Write the data out again, character for character, with no images.

Source records
•••

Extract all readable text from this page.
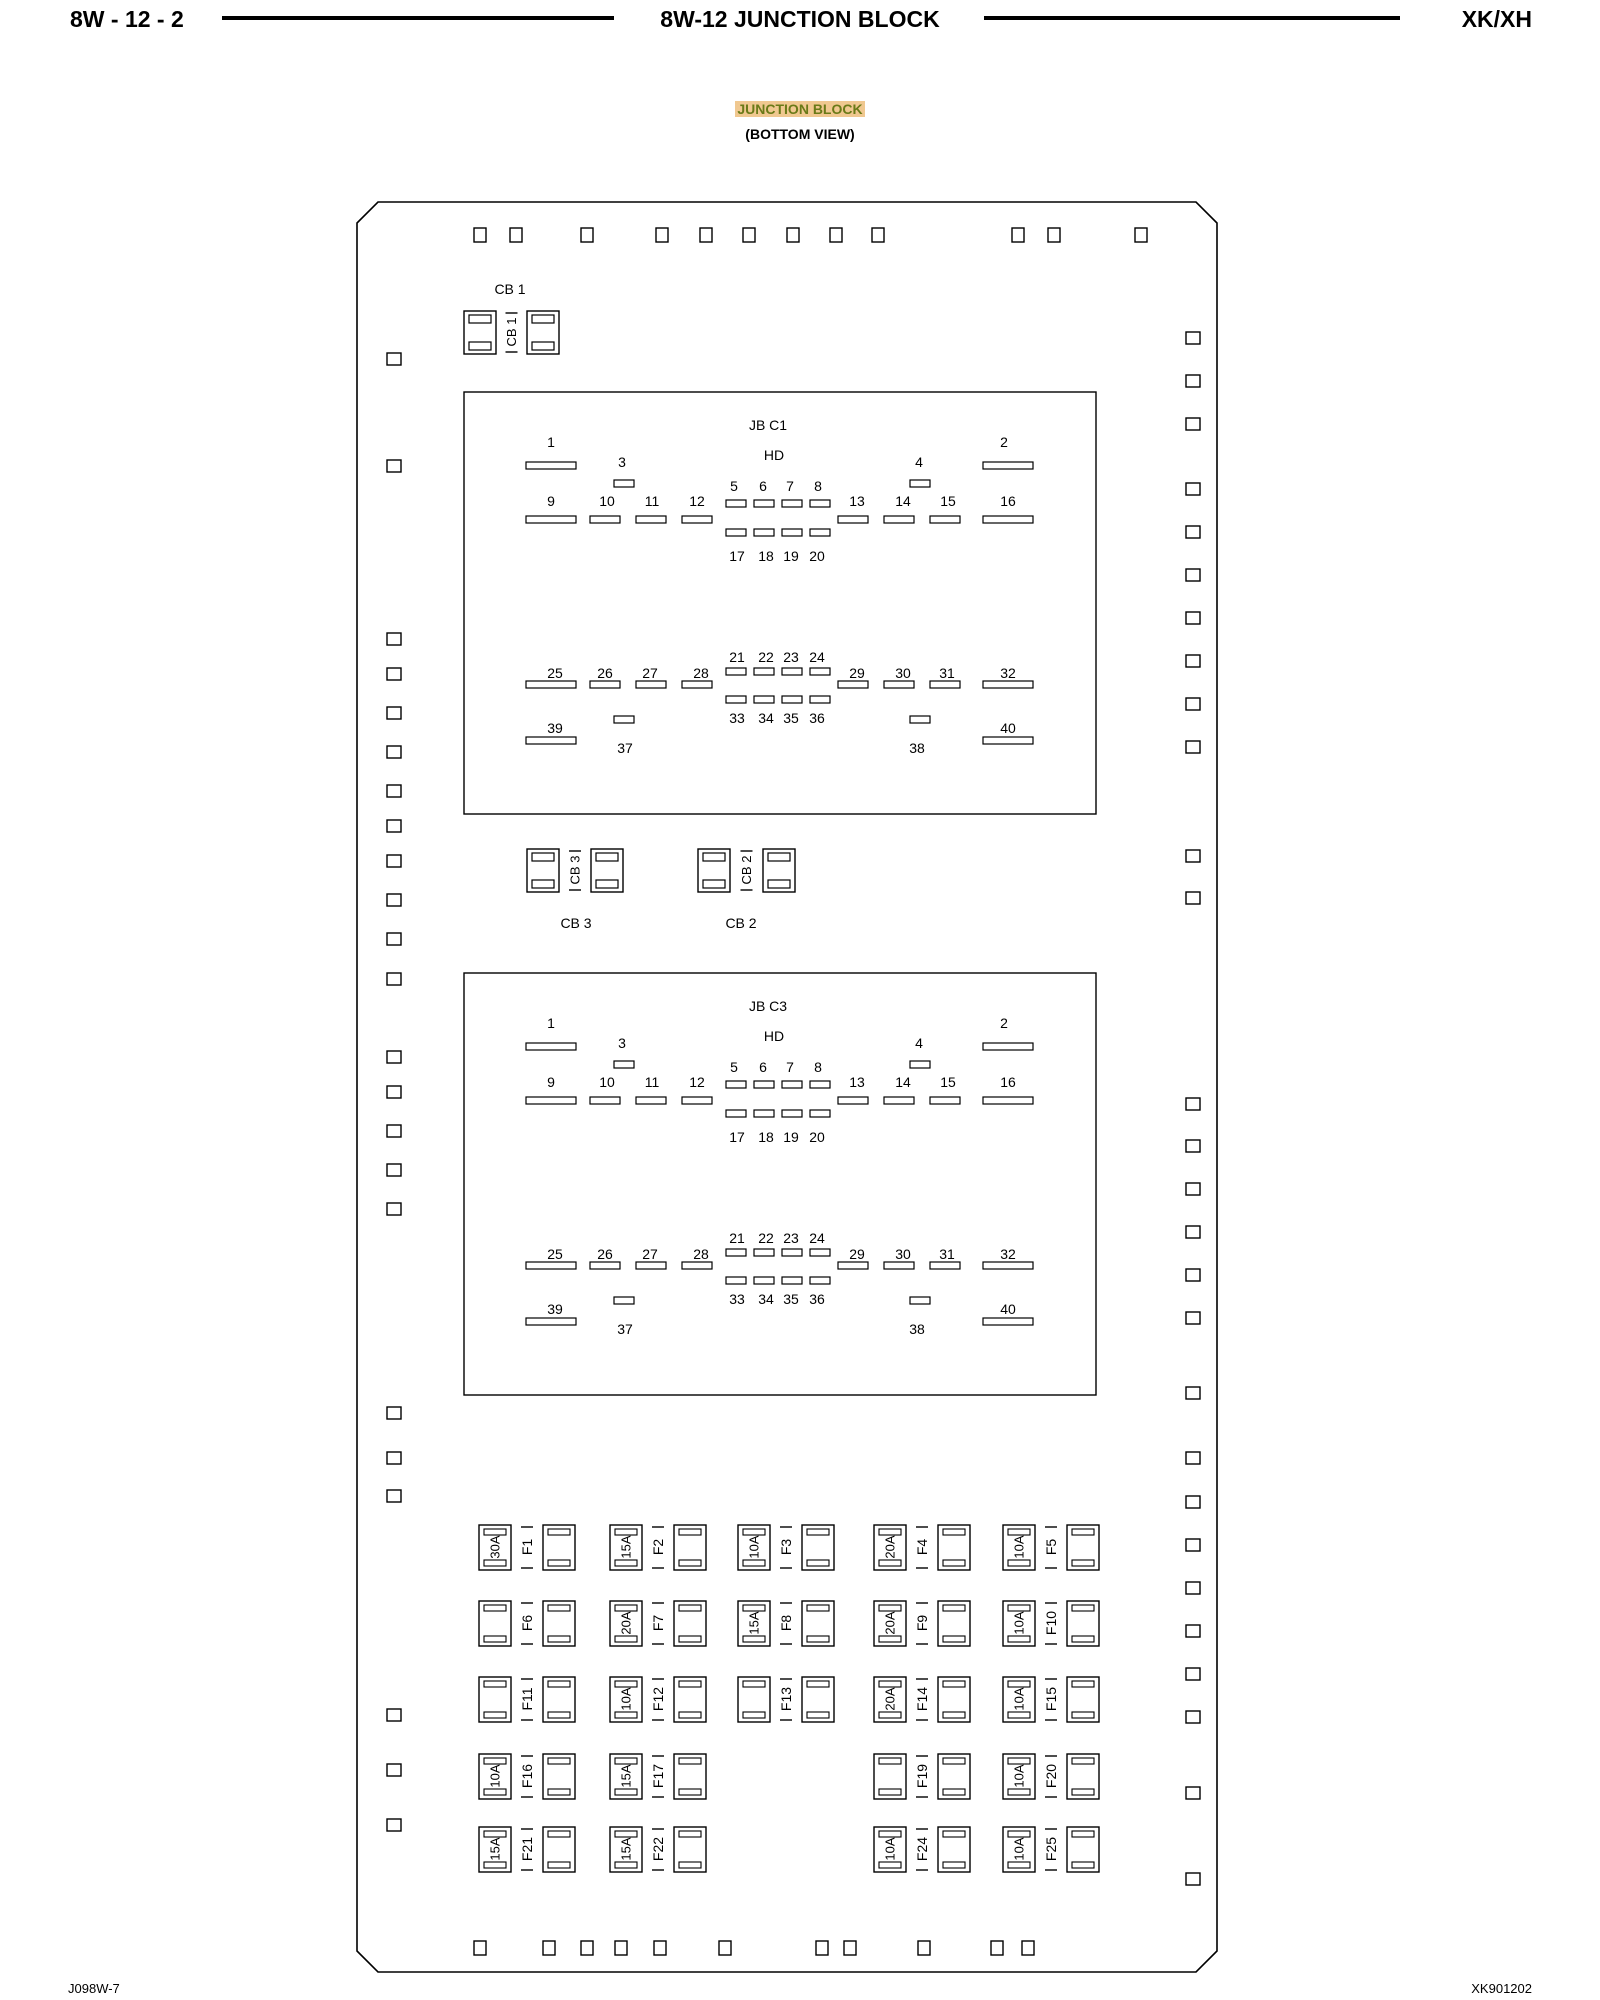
8W - 12 - 2	8W-12 JUNCTION BLOCK	XK/XH
JUNCTION BLOCK
(BOTTOM VIEW)
CB 1
CB 1
CB 3
CB 3
CB 2
CB 2
JB C1
HD
1	2
3	4
9	10 11 12	13 14 15	16
5 6 7 8
17 18 19 20
21 22 23 24
25 26 27	28	29 30 31	32
33 34 35 36
37	38
39	40
JB C3
HD
1	2
3	4
9	10 11 12	13 14 15	16
5 6 7 8
17 18 19 20
21 22 23 24
25 26 27	28	29 30 31	32
33 34 35 36
37	38
39	40
F1
30A	F2
15A	F3
10A	F4
20A	F5
10A
F6	F7
20A	F8
15A	F9
20A	F10
10A
F11	F12
10A	F13	F14
20A	F15
10A
F16
10A	F17
15A	F19	F20
10A
F21
15A	F22
15A	F24
10A	F25
10A
J098W-7	XK901202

•••

**ANSWER FOR THIS EXERCISE**:
Extract all readable text from this page.
8W - 12 - 2	8W-12 JUNCTION BLOCK	XK/XH
JUNCTION BLOCK
(BOTTOM VIEW)
CB 1
CB 1
CB 3
CB 3
CB 2
CB 2
JB C1
HD
1	2
3	4
9	10 11 12	13 14 15	16
5 6 7 8
17 18 19 20
21 22 23 24
25 26 27	28	29 30 31	32
33 34 35 36
37	38
39	40
JB C3
HD
1	2
3	4
9	10 11 12	13 14 15	16
5 6 7 8
17 18 19 20
21 22 23 24
25 26 27	28	29 30 31	32
33 34 35 36
37	38
39	40
F1
30A	F2
15A	F3
10A	F4
20A	F5
10A
F6	F7
20A	F8
15A	F9
20A	F10
10A
F11	F12
10A	F13	F14
20A	F15
10A
F16
10A	F17
15A	F19	F20
10A
F21
15A	F22
15A	F24
10A	F25
10A
J098W-7	XK901202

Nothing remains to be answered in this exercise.